## Input records
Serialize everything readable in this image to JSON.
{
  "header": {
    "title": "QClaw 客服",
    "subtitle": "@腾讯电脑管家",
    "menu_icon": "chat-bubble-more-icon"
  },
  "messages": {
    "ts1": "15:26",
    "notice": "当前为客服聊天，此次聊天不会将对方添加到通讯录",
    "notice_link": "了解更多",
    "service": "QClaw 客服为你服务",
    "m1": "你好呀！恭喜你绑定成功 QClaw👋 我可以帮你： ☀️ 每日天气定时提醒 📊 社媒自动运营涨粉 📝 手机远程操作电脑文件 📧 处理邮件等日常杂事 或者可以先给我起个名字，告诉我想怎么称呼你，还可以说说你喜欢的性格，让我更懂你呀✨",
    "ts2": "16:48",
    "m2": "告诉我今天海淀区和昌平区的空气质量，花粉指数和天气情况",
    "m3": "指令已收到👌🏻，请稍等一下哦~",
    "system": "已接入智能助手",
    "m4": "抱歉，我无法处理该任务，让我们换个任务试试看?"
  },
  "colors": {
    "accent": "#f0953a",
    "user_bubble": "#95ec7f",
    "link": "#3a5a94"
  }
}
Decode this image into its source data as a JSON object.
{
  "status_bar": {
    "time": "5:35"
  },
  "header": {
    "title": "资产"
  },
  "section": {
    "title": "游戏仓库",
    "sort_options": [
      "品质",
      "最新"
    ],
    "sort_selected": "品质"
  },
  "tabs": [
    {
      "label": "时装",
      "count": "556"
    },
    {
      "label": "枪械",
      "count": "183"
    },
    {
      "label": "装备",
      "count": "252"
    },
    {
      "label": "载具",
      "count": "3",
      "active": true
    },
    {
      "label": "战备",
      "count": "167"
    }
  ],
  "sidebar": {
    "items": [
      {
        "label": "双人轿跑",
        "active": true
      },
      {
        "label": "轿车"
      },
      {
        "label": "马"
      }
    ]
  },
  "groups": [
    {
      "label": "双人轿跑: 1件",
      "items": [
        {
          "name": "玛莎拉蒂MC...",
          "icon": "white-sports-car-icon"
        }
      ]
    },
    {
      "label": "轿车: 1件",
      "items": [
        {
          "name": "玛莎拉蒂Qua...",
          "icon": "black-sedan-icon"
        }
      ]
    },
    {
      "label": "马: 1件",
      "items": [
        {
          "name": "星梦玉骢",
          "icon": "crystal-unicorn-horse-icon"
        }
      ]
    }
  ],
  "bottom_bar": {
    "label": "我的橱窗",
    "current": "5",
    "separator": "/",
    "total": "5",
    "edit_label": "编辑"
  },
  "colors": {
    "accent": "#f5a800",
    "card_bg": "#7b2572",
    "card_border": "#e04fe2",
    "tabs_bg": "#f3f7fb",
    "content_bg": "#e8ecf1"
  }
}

## What to do
Quote every record above exactly.

## Result of this exercise
Serialize everything readable in this image to JSON.
{
  "header": {
    "title": "QClaw 客服",
    "subtitle": "@腾讯电脑管家",
    "menu_icon": "chat-bubble-more-icon"
  },
  "messages": {
    "ts1": "15:26",
    "notice": "当前为客服聊天，此次聊天不会将对方添加到通讯录",
    "notice_link": "了解更多",
    "service": "QClaw 客服为你服务",
    "m1": "你好呀！恭喜你绑定成功 QClaw👋 我可以帮你： ☀️ 每日天气定时提醒 📊 社媒自动运营涨粉 📝 手机远程操作电脑文件 📧 处理邮件等日常杂事 或者可以先给我起个名字，告诉我想怎么称呼你，还可以说说你喜欢的性格，让我更懂你呀✨",
    "ts2": "16:48",
    "m2": "告诉我今天海淀区和昌平区的空气质量，花粉指数和天气情况",
    "m3": "指令已收到👌🏻，请稍等一下哦~",
    "system": "已接入智能助手",
    "m4": "抱歉，我无法处理该任务，让我们换个任务试试看?"
  },
  "colors": {
    "accent": "#f0953a",
    "user_bubble": "#95ec7f",
    "link": "#3a5a94"
  }
}
Decode this image into its source data as a JSON object.
{
  "status_bar": {
    "time": "5:35"
  },
  "header": {
    "title": "资产"
  },
  "section": {
    "title": "游戏仓库",
    "sort_options": [
      "品质",
      "最新"
    ],
    "sort_selected": "品质"
  },
  "tabs": [
    {
      "label": "时装",
      "count": "556"
    },
    {
      "label": "枪械",
      "count": "183"
    },
    {
      "label": "装备",
      "count": "252"
    },
    {
      "label": "载具",
      "count": "3",
      "active": true
    },
    {
      "label": "战备",
      "count": "167"
    }
  ],
  "sidebar": {
    "items": [
      {
        "label": "双人轿跑",
        "active": true
      },
      {
        "label": "轿车"
      },
      {
        "label": "马"
      }
    ]
  },
  "groups": [
    {
      "label": "双人轿跑: 1件",
      "items": [
        {
          "name": "玛莎拉蒂MC...",
          "icon": "white-sports-car-icon"
        }
      ]
    },
    {
      "label": "轿车: 1件",
      "items": [
        {
          "name": "玛莎拉蒂Qua...",
          "icon": "black-sedan-icon"
        }
      ]
    },
    {
      "label": "马: 1件",
      "items": [
        {
          "name": "星梦玉骢",
          "icon": "crystal-unicorn-horse-icon"
        }
      ]
    }
  ],
  "bottom_bar": {
    "label": "我的橱窗",
    "current": "5",
    "separator": "/",
    "total": "5",
    "edit_label": "编辑"
  },
  "colors": {
    "accent": "#f5a800",
    "card_bg": "#7b2572",
    "card_border": "#e04fe2",
    "tabs_bg": "#f3f7fb",
    "content_bg": "#e8ecf1"
  }
}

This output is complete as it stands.